### Input
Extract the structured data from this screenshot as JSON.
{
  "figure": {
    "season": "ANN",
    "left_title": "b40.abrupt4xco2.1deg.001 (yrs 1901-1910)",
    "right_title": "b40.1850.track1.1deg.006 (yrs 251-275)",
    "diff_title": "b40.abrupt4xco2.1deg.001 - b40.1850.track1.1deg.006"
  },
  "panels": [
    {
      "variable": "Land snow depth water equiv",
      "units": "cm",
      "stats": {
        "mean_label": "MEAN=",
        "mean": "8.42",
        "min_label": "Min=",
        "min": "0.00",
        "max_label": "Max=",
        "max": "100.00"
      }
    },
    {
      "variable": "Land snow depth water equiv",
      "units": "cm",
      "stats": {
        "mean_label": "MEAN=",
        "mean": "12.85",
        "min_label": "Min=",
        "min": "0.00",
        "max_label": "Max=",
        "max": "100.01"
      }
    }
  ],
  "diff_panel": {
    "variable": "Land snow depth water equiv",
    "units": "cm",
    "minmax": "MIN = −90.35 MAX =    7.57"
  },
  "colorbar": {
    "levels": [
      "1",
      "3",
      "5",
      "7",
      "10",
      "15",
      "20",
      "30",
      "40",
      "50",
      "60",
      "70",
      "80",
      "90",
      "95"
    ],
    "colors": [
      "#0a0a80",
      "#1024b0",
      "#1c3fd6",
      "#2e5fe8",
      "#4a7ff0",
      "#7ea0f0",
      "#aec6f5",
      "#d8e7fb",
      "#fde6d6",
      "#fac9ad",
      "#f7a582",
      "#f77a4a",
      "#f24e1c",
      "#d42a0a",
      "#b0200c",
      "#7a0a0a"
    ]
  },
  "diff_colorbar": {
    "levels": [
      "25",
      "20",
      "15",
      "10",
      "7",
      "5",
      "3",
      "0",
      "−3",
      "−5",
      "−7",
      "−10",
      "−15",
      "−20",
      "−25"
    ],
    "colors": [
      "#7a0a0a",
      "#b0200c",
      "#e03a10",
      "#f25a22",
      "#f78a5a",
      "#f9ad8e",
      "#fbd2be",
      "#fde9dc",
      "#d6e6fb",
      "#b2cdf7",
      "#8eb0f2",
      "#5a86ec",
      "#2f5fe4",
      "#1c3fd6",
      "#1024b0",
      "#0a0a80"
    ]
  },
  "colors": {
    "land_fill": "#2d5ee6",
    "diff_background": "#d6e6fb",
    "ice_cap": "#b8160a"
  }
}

### Brief
Type out all of the material again, word for word.

### Complete response
Extract the structured data from this screenshot as JSON.
{
  "figure": {
    "season": "ANN",
    "left_title": "b40.abrupt4xco2.1deg.001 (yrs 1901-1910)",
    "right_title": "b40.1850.track1.1deg.006 (yrs 251-275)",
    "diff_title": "b40.abrupt4xco2.1deg.001 - b40.1850.track1.1deg.006"
  },
  "panels": [
    {
      "variable": "Land snow depth water equiv",
      "units": "cm",
      "stats": {
        "mean_label": "MEAN=",
        "mean": "8.42",
        "min_label": "Min=",
        "min": "0.00",
        "max_label": "Max=",
        "max": "100.00"
      }
    },
    {
      "variable": "Land snow depth water equiv",
      "units": "cm",
      "stats": {
        "mean_label": "MEAN=",
        "mean": "12.85",
        "min_label": "Min=",
        "min": "0.00",
        "max_label": "Max=",
        "max": "100.01"
      }
    }
  ],
  "diff_panel": {
    "variable": "Land snow depth water equiv",
    "units": "cm",
    "minmax": "MIN = −90.35 MAX =    7.57"
  },
  "colorbar": {
    "levels": [
      "1",
      "3",
      "5",
      "7",
      "10",
      "15",
      "20",
      "30",
      "40",
      "50",
      "60",
      "70",
      "80",
      "90",
      "95"
    ],
    "colors": [
      "#0a0a80",
      "#1024b0",
      "#1c3fd6",
      "#2e5fe8",
      "#4a7ff0",
      "#7ea0f0",
      "#aec6f5",
      "#d8e7fb",
      "#fde6d6",
      "#fac9ad",
      "#f7a582",
      "#f77a4a",
      "#f24e1c",
      "#d42a0a",
      "#b0200c",
      "#7a0a0a"
    ]
  },
  "diff_colorbar": {
    "levels": [
      "25",
      "20",
      "15",
      "10",
      "7",
      "5",
      "3",
      "0",
      "−3",
      "−5",
      "−7",
      "−10",
      "−15",
      "−20",
      "−25"
    ],
    "colors": [
      "#7a0a0a",
      "#b0200c",
      "#e03a10",
      "#f25a22",
      "#f78a5a",
      "#f9ad8e",
      "#fbd2be",
      "#fde9dc",
      "#d6e6fb",
      "#b2cdf7",
      "#8eb0f2",
      "#5a86ec",
      "#2f5fe4",
      "#1c3fd6",
      "#1024b0",
      "#0a0a80"
    ]
  },
  "colors": {
    "land_fill": "#2d5ee6",
    "diff_background": "#d6e6fb",
    "ice_cap": "#b8160a"
  }
}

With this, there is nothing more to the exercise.